__Prompt__.
Wherever a line holds the word "image", copy that line out.

═══ Record set ═══

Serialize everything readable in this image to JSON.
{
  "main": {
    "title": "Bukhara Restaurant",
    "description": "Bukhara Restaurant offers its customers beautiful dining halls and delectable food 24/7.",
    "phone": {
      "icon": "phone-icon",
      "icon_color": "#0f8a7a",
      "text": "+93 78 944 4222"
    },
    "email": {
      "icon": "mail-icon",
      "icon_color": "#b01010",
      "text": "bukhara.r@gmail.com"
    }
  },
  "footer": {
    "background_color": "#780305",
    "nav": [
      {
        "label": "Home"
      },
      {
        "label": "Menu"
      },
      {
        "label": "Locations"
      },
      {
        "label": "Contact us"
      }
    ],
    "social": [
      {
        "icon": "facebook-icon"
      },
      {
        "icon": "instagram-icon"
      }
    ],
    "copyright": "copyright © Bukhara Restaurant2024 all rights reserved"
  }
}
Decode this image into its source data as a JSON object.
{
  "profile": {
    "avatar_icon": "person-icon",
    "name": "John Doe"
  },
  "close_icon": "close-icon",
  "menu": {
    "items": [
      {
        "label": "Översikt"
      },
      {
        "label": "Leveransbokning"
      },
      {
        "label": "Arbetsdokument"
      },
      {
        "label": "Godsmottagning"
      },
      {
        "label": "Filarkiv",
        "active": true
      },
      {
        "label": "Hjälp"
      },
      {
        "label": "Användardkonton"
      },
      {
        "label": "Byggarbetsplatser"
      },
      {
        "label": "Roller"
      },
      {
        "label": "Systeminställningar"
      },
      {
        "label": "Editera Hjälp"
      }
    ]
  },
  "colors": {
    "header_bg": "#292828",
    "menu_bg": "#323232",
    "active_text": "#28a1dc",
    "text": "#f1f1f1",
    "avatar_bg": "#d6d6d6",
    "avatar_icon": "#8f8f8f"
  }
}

═══

__Written answer__.
Serialize everything readable in this image to JSON.
Decode this image into its source data as a JSON object.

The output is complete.